# DIRECTIONS
Collect all lines from the listing that include the string "this".

++++ LISTING

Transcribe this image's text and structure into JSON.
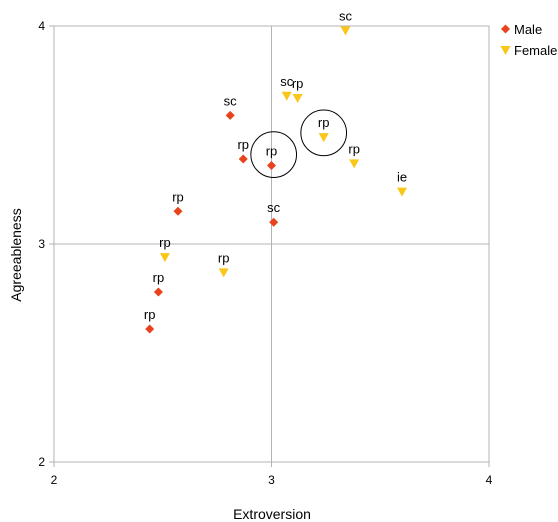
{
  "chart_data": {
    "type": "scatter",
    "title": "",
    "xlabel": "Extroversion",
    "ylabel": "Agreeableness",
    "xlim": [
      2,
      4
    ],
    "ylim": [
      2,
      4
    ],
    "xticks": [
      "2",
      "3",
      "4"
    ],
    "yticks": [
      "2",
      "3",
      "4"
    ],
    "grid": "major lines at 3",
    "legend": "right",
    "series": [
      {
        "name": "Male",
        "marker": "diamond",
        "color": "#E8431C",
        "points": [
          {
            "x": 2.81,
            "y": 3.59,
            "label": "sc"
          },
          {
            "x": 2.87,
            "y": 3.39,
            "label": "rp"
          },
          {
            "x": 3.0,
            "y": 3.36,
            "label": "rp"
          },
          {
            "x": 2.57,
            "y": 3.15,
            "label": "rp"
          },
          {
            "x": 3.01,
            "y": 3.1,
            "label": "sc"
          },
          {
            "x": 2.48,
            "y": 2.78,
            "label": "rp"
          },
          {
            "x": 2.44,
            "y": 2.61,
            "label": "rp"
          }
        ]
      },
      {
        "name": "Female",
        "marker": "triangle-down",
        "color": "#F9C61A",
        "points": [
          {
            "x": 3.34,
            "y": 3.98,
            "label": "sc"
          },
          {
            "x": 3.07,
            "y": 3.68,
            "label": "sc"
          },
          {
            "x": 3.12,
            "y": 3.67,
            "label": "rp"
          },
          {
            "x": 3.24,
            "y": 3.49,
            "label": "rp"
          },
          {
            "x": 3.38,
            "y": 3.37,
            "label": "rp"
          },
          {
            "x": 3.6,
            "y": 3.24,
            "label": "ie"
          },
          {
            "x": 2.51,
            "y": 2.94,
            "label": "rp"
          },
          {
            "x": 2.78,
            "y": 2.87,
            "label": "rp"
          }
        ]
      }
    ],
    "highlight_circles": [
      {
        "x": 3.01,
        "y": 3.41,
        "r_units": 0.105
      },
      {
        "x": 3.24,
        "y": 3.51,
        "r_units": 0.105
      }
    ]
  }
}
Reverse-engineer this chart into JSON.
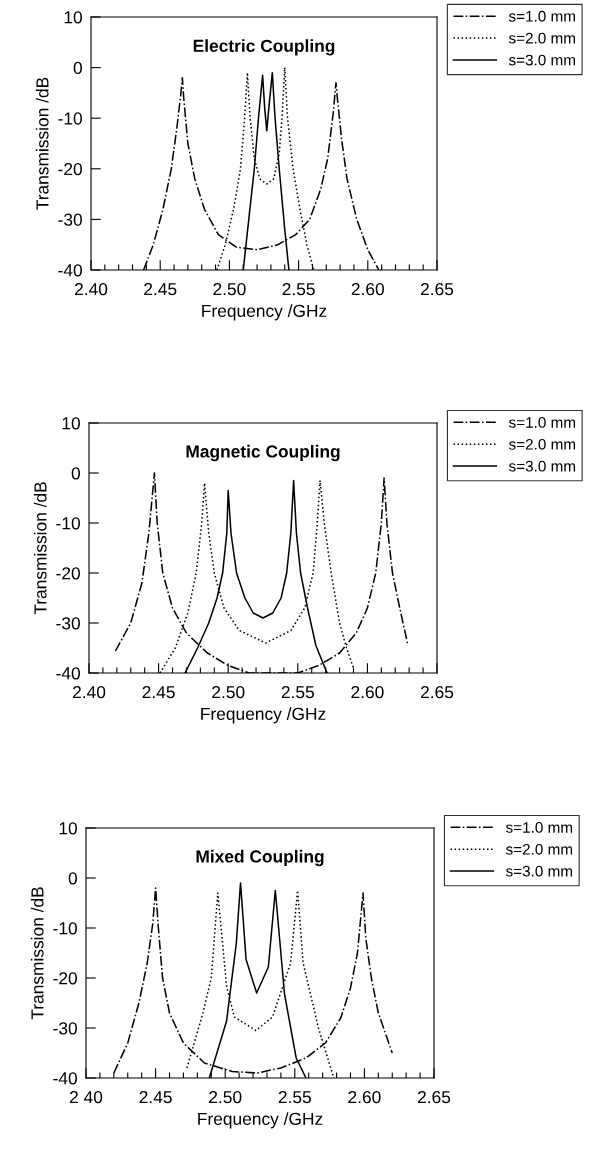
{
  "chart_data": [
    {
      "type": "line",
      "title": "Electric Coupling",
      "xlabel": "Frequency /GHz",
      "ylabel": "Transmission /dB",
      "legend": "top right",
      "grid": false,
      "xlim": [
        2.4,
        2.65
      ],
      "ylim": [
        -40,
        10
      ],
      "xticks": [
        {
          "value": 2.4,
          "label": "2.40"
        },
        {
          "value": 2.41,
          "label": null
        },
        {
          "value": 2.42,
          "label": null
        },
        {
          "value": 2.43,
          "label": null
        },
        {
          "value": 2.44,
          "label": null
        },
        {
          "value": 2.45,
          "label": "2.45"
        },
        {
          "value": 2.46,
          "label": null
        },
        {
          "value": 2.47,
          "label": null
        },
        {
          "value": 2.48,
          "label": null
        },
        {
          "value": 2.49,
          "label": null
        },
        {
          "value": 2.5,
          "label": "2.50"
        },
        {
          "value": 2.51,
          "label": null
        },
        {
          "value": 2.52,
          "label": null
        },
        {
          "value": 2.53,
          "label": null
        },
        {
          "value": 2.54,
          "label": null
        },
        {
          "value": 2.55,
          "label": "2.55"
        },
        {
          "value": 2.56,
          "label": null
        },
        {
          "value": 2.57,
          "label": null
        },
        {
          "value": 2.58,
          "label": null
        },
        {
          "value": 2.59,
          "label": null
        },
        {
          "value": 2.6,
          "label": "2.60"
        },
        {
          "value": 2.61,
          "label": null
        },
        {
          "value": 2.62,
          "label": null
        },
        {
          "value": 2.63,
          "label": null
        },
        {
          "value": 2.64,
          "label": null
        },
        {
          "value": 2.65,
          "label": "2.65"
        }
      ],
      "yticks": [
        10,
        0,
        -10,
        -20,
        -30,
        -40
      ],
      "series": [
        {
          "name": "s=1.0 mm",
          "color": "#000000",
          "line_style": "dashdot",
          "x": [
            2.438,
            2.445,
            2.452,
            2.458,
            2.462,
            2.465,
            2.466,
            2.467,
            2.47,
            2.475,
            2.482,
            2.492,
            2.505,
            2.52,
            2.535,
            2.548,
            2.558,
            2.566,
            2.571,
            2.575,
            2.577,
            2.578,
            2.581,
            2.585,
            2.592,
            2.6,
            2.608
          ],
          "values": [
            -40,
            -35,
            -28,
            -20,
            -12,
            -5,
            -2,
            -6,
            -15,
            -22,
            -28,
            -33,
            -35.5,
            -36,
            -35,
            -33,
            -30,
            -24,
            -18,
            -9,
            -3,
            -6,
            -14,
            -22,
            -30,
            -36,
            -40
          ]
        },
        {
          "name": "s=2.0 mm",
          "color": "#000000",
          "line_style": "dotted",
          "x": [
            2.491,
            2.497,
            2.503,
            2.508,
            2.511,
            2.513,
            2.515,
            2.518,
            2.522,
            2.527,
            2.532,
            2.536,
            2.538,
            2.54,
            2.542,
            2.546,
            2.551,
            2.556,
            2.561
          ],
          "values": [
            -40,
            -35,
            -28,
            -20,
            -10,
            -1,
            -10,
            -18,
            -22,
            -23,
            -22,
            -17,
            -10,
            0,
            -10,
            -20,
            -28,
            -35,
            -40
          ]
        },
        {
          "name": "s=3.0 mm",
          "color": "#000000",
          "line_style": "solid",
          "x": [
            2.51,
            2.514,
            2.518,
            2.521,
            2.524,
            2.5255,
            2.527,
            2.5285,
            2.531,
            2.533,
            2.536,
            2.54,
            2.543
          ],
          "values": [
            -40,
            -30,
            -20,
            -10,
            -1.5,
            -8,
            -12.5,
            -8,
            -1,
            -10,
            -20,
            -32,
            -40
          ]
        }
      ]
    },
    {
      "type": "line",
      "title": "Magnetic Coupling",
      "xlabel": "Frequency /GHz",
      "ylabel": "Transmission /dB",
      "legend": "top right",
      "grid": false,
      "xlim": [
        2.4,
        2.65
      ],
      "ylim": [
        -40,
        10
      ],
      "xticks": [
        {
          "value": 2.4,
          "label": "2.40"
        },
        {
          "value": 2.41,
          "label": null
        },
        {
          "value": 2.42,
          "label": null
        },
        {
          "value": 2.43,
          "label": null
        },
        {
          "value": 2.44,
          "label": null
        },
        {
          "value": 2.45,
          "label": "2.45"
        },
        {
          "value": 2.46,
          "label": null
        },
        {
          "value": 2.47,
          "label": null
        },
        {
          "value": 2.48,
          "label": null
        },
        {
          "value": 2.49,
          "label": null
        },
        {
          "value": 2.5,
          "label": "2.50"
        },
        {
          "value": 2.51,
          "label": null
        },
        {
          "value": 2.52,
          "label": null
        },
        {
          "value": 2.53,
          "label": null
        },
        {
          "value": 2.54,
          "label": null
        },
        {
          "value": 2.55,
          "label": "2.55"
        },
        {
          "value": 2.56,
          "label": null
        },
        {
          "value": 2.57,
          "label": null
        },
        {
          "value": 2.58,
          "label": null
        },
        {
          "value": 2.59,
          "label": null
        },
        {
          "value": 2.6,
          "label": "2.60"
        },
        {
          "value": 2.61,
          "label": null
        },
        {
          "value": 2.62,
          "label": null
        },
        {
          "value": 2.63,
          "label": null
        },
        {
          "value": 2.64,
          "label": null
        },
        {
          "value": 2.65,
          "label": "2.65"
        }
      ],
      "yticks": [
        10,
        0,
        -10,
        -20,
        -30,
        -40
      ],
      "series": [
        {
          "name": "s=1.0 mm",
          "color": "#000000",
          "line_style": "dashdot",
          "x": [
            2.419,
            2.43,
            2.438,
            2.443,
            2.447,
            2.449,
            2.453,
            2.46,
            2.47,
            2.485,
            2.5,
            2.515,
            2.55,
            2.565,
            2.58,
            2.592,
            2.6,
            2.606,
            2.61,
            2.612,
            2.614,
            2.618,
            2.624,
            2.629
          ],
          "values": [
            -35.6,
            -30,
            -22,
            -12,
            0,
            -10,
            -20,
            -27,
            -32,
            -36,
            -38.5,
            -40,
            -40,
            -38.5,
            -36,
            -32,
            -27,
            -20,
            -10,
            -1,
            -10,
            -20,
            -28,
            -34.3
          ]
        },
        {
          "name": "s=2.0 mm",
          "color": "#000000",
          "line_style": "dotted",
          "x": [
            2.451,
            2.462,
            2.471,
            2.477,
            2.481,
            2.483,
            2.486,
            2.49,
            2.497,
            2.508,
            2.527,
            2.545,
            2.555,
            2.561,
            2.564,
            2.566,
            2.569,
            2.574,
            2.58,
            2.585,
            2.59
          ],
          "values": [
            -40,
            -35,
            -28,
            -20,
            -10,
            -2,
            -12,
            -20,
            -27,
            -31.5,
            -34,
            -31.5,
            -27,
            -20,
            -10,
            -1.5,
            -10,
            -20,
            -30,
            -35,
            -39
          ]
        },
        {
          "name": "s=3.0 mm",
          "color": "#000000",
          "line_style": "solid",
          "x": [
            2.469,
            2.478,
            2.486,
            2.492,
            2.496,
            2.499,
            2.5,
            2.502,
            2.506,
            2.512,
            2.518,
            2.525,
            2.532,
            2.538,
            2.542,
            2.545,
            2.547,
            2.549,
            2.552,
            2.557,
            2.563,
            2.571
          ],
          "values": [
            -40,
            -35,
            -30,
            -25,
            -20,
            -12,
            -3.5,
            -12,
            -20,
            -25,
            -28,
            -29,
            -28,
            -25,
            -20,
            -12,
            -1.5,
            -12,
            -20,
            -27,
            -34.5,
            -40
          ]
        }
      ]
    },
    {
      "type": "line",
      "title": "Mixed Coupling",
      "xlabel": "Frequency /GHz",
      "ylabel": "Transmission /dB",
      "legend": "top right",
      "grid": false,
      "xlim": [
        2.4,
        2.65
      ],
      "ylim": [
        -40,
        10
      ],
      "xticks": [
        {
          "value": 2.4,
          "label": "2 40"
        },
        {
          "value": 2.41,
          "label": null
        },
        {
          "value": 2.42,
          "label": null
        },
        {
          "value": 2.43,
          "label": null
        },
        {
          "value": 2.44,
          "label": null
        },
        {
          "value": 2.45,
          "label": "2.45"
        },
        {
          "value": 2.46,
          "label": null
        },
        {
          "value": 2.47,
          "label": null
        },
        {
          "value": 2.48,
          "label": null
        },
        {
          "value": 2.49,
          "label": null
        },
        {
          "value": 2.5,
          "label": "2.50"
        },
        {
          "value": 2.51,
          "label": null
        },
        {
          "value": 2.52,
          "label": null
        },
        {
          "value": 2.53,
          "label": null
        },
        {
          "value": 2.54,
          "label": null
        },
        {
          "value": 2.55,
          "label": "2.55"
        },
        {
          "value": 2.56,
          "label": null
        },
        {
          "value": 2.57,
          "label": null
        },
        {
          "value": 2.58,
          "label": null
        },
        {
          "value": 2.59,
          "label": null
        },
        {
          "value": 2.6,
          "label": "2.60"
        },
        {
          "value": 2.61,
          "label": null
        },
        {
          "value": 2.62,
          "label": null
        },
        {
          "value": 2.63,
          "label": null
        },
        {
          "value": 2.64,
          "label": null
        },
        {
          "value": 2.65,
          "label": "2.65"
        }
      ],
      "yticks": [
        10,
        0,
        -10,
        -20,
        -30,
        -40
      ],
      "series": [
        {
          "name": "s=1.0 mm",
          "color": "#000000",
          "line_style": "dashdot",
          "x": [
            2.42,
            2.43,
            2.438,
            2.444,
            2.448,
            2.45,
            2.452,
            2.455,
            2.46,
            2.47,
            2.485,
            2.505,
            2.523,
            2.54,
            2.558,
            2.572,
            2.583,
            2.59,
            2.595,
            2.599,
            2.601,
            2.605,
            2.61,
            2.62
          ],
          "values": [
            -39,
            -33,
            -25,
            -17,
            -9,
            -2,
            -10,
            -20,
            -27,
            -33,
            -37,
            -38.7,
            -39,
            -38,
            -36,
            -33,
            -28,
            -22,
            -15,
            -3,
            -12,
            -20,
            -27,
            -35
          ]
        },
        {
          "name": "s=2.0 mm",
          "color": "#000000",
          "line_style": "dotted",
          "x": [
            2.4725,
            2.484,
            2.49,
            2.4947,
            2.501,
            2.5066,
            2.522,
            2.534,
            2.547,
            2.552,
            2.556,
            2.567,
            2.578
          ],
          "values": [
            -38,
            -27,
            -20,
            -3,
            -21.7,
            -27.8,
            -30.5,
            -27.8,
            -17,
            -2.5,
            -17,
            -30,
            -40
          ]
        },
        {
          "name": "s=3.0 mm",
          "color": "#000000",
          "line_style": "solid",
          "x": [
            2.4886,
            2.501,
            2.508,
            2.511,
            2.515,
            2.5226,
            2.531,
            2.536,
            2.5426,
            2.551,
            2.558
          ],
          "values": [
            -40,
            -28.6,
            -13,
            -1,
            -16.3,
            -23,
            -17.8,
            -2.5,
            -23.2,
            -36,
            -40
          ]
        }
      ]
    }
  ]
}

++++++++

# ANSWER TO THE EXERCISE
Transcribe this image's text and structure into JSON.
Reverse-engineer this chart into JSON.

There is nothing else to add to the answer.